▶ **Instruction**
Give the material again in full, matching it exactly.

(Stored data)
-- start --
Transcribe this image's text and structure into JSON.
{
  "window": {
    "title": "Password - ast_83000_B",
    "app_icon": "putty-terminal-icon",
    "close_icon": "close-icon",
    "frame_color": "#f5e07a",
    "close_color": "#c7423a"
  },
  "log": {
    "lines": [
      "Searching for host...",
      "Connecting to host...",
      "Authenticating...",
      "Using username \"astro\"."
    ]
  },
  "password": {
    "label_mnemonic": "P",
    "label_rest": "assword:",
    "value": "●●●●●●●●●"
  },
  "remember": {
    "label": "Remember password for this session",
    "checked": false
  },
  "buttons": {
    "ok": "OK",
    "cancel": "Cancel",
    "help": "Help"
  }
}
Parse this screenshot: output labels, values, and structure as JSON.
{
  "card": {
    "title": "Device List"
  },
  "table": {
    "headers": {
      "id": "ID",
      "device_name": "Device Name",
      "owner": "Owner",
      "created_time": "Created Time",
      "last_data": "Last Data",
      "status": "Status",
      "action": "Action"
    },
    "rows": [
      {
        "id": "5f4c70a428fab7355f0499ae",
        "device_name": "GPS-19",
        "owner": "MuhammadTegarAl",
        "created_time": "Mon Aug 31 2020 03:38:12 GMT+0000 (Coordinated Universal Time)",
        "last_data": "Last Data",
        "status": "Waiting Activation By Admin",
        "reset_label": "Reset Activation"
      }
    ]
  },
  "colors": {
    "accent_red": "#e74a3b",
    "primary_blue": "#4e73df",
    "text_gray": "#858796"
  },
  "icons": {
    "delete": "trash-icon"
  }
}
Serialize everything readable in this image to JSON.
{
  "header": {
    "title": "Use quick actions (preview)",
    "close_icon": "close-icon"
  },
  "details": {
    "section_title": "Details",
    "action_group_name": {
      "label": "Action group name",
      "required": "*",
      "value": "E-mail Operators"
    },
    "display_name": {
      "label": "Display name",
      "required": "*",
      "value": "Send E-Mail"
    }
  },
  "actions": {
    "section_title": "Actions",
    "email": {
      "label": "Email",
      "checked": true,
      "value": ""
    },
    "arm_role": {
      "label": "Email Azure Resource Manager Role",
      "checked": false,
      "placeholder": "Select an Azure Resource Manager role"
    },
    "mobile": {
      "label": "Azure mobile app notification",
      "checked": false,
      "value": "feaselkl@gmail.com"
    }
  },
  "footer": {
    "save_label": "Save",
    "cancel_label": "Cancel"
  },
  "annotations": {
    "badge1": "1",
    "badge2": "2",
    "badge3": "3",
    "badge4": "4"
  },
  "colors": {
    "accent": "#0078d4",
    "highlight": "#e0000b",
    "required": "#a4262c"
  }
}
-- end --
▶ **Exercise response**
Transcribe this image's text and structure into JSON.
{
  "window": {
    "title": "Password - ast_83000_B",
    "app_icon": "putty-terminal-icon",
    "close_icon": "close-icon",
    "frame_color": "#f5e07a",
    "close_color": "#c7423a"
  },
  "log": {
    "lines": [
      "Searching for host...",
      "Connecting to host...",
      "Authenticating...",
      "Using username \"astro\"."
    ]
  },
  "password": {
    "label_mnemonic": "P",
    "label_rest": "assword:",
    "value": "●●●●●●●●●"
  },
  "remember": {
    "label": "Remember password for this session",
    "checked": false
  },
  "buttons": {
    "ok": "OK",
    "cancel": "Cancel",
    "help": "Help"
  }
}
Parse this screenshot: output labels, values, and structure as JSON.
{
  "card": {
    "title": "Device List"
  },
  "table": {
    "headers": {
      "id": "ID",
      "device_name": "Device Name",
      "owner": "Owner",
      "created_time": "Created Time",
      "last_data": "Last Data",
      "status": "Status",
      "action": "Action"
    },
    "rows": [
      {
        "id": "5f4c70a428fab7355f0499ae",
        "device_name": "GPS-19",
        "owner": "MuhammadTegarAl",
        "created_time": "Mon Aug 31 2020 03:38:12 GMT+0000 (Coordinated Universal Time)",
        "last_data": "Last Data",
        "status": "Waiting Activation By Admin",
        "reset_label": "Reset Activation"
      }
    ]
  },
  "colors": {
    "accent_red": "#e74a3b",
    "primary_blue": "#4e73df",
    "text_gray": "#858796"
  },
  "icons": {
    "delete": "trash-icon"
  }
}
Serialize everything readable in this image to JSON.
{
  "header": {
    "title": "Use quick actions (preview)",
    "close_icon": "close-icon"
  },
  "details": {
    "section_title": "Details",
    "action_group_name": {
      "label": "Action group name",
      "required": "*",
      "value": "E-mail Operators"
    },
    "display_name": {
      "label": "Display name",
      "required": "*",
      "value": "Send E-Mail"
    }
  },
  "actions": {
    "section_title": "Actions",
    "email": {
      "label": "Email",
      "checked": true,
      "value": ""
    },
    "arm_role": {
      "label": "Email Azure Resource Manager Role",
      "checked": false,
      "placeholder": "Select an Azure Resource Manager role"
    },
    "mobile": {
      "label": "Azure mobile app notification",
      "checked": false,
      "value": "feaselkl@gmail.com"
    }
  },
  "footer": {
    "save_label": "Save",
    "cancel_label": "Cancel"
  },
  "annotations": {
    "badge1": "1",
    "badge2": "2",
    "badge3": "3",
    "badge4": "4"
  },
  "colors": {
    "accent": "#0078d4",
    "highlight": "#e0000b",
    "required": "#a4262c"
  }
}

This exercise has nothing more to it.